Dataset listings of figures
════════

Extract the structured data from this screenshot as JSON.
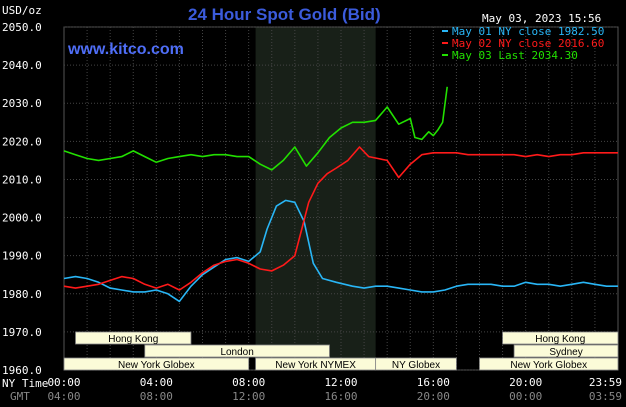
{
  "chart_data": {
    "type": "line",
    "title": "24 Hour Spot Gold (Bid)",
    "website": "www.kitco.com",
    "timestamp": "May 03, 2023 15:56",
    "ylabel": "USD/oz",
    "ylim": [
      1960,
      2050
    ],
    "yticks": [
      "2050.0",
      "2040.0",
      "2030.0",
      "2020.0",
      "2010.0",
      "2000.0",
      "1990.0",
      "1980.0",
      "1970.0",
      "1960.0"
    ],
    "xlim": [
      0,
      24
    ],
    "x_axis_label": "NY Time",
    "x_axis_label2": "GMT",
    "ny_time_ticks": [
      {
        "h": 0,
        "label": "00:00"
      },
      {
        "h": 4,
        "label": "04:00"
      },
      {
        "h": 8,
        "label": "08:00"
      },
      {
        "h": 12,
        "label": "12:00"
      },
      {
        "h": 16,
        "label": "16:00"
      },
      {
        "h": 20,
        "label": "20:00"
      },
      {
        "h": 24,
        "label": "23:59"
      }
    ],
    "gmt_ticks": [
      {
        "h": 0,
        "label": "04:00"
      },
      {
        "h": 4,
        "label": "08:00"
      },
      {
        "h": 8,
        "label": "12:00"
      },
      {
        "h": 12,
        "label": "16:00"
      },
      {
        "h": 16,
        "label": "20:00"
      },
      {
        "h": 20,
        "label": "00:00"
      },
      {
        "h": 24,
        "label": "03:59"
      }
    ],
    "shaded_band": [
      8.3,
      13.5
    ],
    "grid": true,
    "legend_position": "top-right",
    "sessions": [
      {
        "label": "Hong Kong",
        "start": 0.5,
        "end": 5.5,
        "row": 0
      },
      {
        "label": "Hong Kong",
        "start": 19.0,
        "end": 24.0,
        "row": 0
      },
      {
        "label": "London",
        "start": 3.5,
        "end": 11.5,
        "row": 1
      },
      {
        "label": "Sydney",
        "start": 19.5,
        "end": 24.0,
        "row": 1
      },
      {
        "label": "New York Globex",
        "start": 0.0,
        "end": 8.0,
        "row": 2
      },
      {
        "label": "New York NYMEX",
        "start": 8.3,
        "end": 13.5,
        "row": 2
      },
      {
        "label": "NY Globex",
        "start": 13.5,
        "end": 17.0,
        "row": 2
      },
      {
        "label": "New York Globex",
        "start": 18.0,
        "end": 24.0,
        "row": 2
      }
    ],
    "series": [
      {
        "name": "May 01 NY close 1982.50",
        "color": "#29b6f6",
        "x": [
          0,
          0.5,
          1,
          1.5,
          2,
          2.5,
          3,
          3.5,
          4,
          4.5,
          5,
          5.5,
          6,
          6.5,
          7,
          7.5,
          8,
          8.5,
          8.8,
          9.2,
          9.6,
          10,
          10.4,
          10.8,
          11.2,
          11.8,
          12.5,
          13,
          13.5,
          14,
          14.5,
          15,
          15.5,
          16,
          16.5,
          17,
          17.5,
          18,
          18.5,
          19,
          19.5,
          20,
          20.5,
          21,
          21.5,
          22,
          22.5,
          23,
          23.5,
          24
        ],
        "y": [
          1984,
          1984.5,
          1984,
          1983,
          1981.5,
          1981,
          1980.5,
          1980.5,
          1981,
          1980,
          1978,
          1982,
          1985,
          1987,
          1989,
          1989.5,
          1988.5,
          1991,
          1997,
          2003,
          2004.5,
          2004,
          1999,
          1988,
          1984,
          1983,
          1982,
          1981.5,
          1982,
          1982,
          1981.5,
          1981,
          1980.5,
          1980.5,
          1981,
          1982,
          1982.5,
          1982.5,
          1982.5,
          1982,
          1982,
          1983,
          1982.5,
          1982.5,
          1982,
          1982.5,
          1983,
          1982.5,
          1982,
          1982
        ]
      },
      {
        "name": "May 02 NY close 2016.60",
        "color": "#ff1a1a",
        "x": [
          0,
          0.5,
          1,
          1.5,
          2,
          2.5,
          3,
          3.5,
          4,
          4.5,
          5,
          5.5,
          6,
          6.5,
          7,
          7.5,
          8,
          8.5,
          9,
          9.5,
          10,
          10.3,
          10.6,
          11,
          11.4,
          11.8,
          12.3,
          12.8,
          13.2,
          13.6,
          14,
          14.5,
          15,
          15.5,
          16,
          16.5,
          17,
          17.5,
          18,
          18.5,
          19,
          19.5,
          20,
          20.5,
          21,
          21.5,
          22,
          22.5,
          23,
          23.5,
          24
        ],
        "y": [
          1982,
          1981.5,
          1982,
          1982.5,
          1983.5,
          1984.5,
          1984,
          1982.5,
          1981.5,
          1982.5,
          1981,
          1983,
          1985.5,
          1987.5,
          1988.5,
          1989,
          1988,
          1986.5,
          1986,
          1987.5,
          1990,
          1997,
          2004,
          2009,
          2011.5,
          2013,
          2015,
          2018.5,
          2016,
          2015.5,
          2015,
          2010.5,
          2014,
          2016.5,
          2017,
          2017,
          2017,
          2016.5,
          2016.5,
          2016.5,
          2016.5,
          2016.5,
          2016,
          2016.5,
          2016,
          2016.5,
          2016.5,
          2017,
          2017,
          2017,
          2017
        ]
      },
      {
        "name": "May 03 Last 2034.30",
        "color": "#22e000",
        "x": [
          0,
          0.5,
          1,
          1.5,
          2,
          2.5,
          3,
          3.5,
          4,
          4.5,
          5,
          5.5,
          6,
          6.5,
          7,
          7.5,
          8,
          8.5,
          9,
          9.5,
          10,
          10.5,
          11,
          11.5,
          12,
          12.5,
          13,
          13.5,
          14,
          14.5,
          15,
          15.2,
          15.5,
          15.8,
          16,
          16.2,
          16.4,
          16.6
        ],
        "y": [
          2017.5,
          2016.5,
          2015.5,
          2015,
          2015.5,
          2016,
          2017.5,
          2016,
          2014.5,
          2015.5,
          2016,
          2016.5,
          2016,
          2016.5,
          2016.5,
          2016,
          2016,
          2014,
          2012.5,
          2015,
          2018.5,
          2013.5,
          2017,
          2021,
          2023.5,
          2025,
          2025,
          2025.5,
          2029,
          2024.5,
          2026,
          2021,
          2020.5,
          2022.5,
          2021.5,
          2023,
          2025,
          2034.3
        ]
      }
    ]
  }
}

════════

:: Task prompt ::
Restate every record exactly, please; do not copy the pictures.

:: Full response ::
Extract the structured data from this screenshot as JSON.
{
  "chart_data": {
    "type": "line",
    "title": "24 Hour Spot Gold (Bid)",
    "website": "www.kitco.com",
    "timestamp": "May 03, 2023 15:56",
    "ylabel": "USD/oz",
    "ylim": [
      1960,
      2050
    ],
    "yticks": [
      "2050.0",
      "2040.0",
      "2030.0",
      "2020.0",
      "2010.0",
      "2000.0",
      "1990.0",
      "1980.0",
      "1970.0",
      "1960.0"
    ],
    "xlim": [
      0,
      24
    ],
    "x_axis_label": "NY Time",
    "x_axis_label2": "GMT",
    "ny_time_ticks": [
      {
        "h": 0,
        "label": "00:00"
      },
      {
        "h": 4,
        "label": "04:00"
      },
      {
        "h": 8,
        "label": "08:00"
      },
      {
        "h": 12,
        "label": "12:00"
      },
      {
        "h": 16,
        "label": "16:00"
      },
      {
        "h": 20,
        "label": "20:00"
      },
      {
        "h": 24,
        "label": "23:59"
      }
    ],
    "gmt_ticks": [
      {
        "h": 0,
        "label": "04:00"
      },
      {
        "h": 4,
        "label": "08:00"
      },
      {
        "h": 8,
        "label": "12:00"
      },
      {
        "h": 12,
        "label": "16:00"
      },
      {
        "h": 16,
        "label": "20:00"
      },
      {
        "h": 20,
        "label": "00:00"
      },
      {
        "h": 24,
        "label": "03:59"
      }
    ],
    "shaded_band": [
      8.3,
      13.5
    ],
    "grid": true,
    "legend_position": "top-right",
    "sessions": [
      {
        "label": "Hong Kong",
        "start": 0.5,
        "end": 5.5,
        "row": 0
      },
      {
        "label": "Hong Kong",
        "start": 19.0,
        "end": 24.0,
        "row": 0
      },
      {
        "label": "London",
        "start": 3.5,
        "end": 11.5,
        "row": 1
      },
      {
        "label": "Sydney",
        "start": 19.5,
        "end": 24.0,
        "row": 1
      },
      {
        "label": "New York Globex",
        "start": 0.0,
        "end": 8.0,
        "row": 2
      },
      {
        "label": "New York NYMEX",
        "start": 8.3,
        "end": 13.5,
        "row": 2
      },
      {
        "label": "NY Globex",
        "start": 13.5,
        "end": 17.0,
        "row": 2
      },
      {
        "label": "New York Globex",
        "start": 18.0,
        "end": 24.0,
        "row": 2
      }
    ],
    "series": [
      {
        "name": "May 01 NY close 1982.50",
        "color": "#29b6f6",
        "x": [
          0,
          0.5,
          1,
          1.5,
          2,
          2.5,
          3,
          3.5,
          4,
          4.5,
          5,
          5.5,
          6,
          6.5,
          7,
          7.5,
          8,
          8.5,
          8.8,
          9.2,
          9.6,
          10,
          10.4,
          10.8,
          11.2,
          11.8,
          12.5,
          13,
          13.5,
          14,
          14.5,
          15,
          15.5,
          16,
          16.5,
          17,
          17.5,
          18,
          18.5,
          19,
          19.5,
          20,
          20.5,
          21,
          21.5,
          22,
          22.5,
          23,
          23.5,
          24
        ],
        "y": [
          1984,
          1984.5,
          1984,
          1983,
          1981.5,
          1981,
          1980.5,
          1980.5,
          1981,
          1980,
          1978,
          1982,
          1985,
          1987,
          1989,
          1989.5,
          1988.5,
          1991,
          1997,
          2003,
          2004.5,
          2004,
          1999,
          1988,
          1984,
          1983,
          1982,
          1981.5,
          1982,
          1982,
          1981.5,
          1981,
          1980.5,
          1980.5,
          1981,
          1982,
          1982.5,
          1982.5,
          1982.5,
          1982,
          1982,
          1983,
          1982.5,
          1982.5,
          1982,
          1982.5,
          1983,
          1982.5,
          1982,
          1982
        ]
      },
      {
        "name": "May 02 NY close 2016.60",
        "color": "#ff1a1a",
        "x": [
          0,
          0.5,
          1,
          1.5,
          2,
          2.5,
          3,
          3.5,
          4,
          4.5,
          5,
          5.5,
          6,
          6.5,
          7,
          7.5,
          8,
          8.5,
          9,
          9.5,
          10,
          10.3,
          10.6,
          11,
          11.4,
          11.8,
          12.3,
          12.8,
          13.2,
          13.6,
          14,
          14.5,
          15,
          15.5,
          16,
          16.5,
          17,
          17.5,
          18,
          18.5,
          19,
          19.5,
          20,
          20.5,
          21,
          21.5,
          22,
          22.5,
          23,
          23.5,
          24
        ],
        "y": [
          1982,
          1981.5,
          1982,
          1982.5,
          1983.5,
          1984.5,
          1984,
          1982.5,
          1981.5,
          1982.5,
          1981,
          1983,
          1985.5,
          1987.5,
          1988.5,
          1989,
          1988,
          1986.5,
          1986,
          1987.5,
          1990,
          1997,
          2004,
          2009,
          2011.5,
          2013,
          2015,
          2018.5,
          2016,
          2015.5,
          2015,
          2010.5,
          2014,
          2016.5,
          2017,
          2017,
          2017,
          2016.5,
          2016.5,
          2016.5,
          2016.5,
          2016.5,
          2016,
          2016.5,
          2016,
          2016.5,
          2016.5,
          2017,
          2017,
          2017,
          2017
        ]
      },
      {
        "name": "May 03 Last 2034.30",
        "color": "#22e000",
        "x": [
          0,
          0.5,
          1,
          1.5,
          2,
          2.5,
          3,
          3.5,
          4,
          4.5,
          5,
          5.5,
          6,
          6.5,
          7,
          7.5,
          8,
          8.5,
          9,
          9.5,
          10,
          10.5,
          11,
          11.5,
          12,
          12.5,
          13,
          13.5,
          14,
          14.5,
          15,
          15.2,
          15.5,
          15.8,
          16,
          16.2,
          16.4,
          16.6
        ],
        "y": [
          2017.5,
          2016.5,
          2015.5,
          2015,
          2015.5,
          2016,
          2017.5,
          2016,
          2014.5,
          2015.5,
          2016,
          2016.5,
          2016,
          2016.5,
          2016.5,
          2016,
          2016,
          2014,
          2012.5,
          2015,
          2018.5,
          2013.5,
          2017,
          2021,
          2023.5,
          2025,
          2025,
          2025.5,
          2029,
          2024.5,
          2026,
          2021,
          2020.5,
          2022.5,
          2021.5,
          2023,
          2025,
          2034.3
        ]
      }
    ]
  }
}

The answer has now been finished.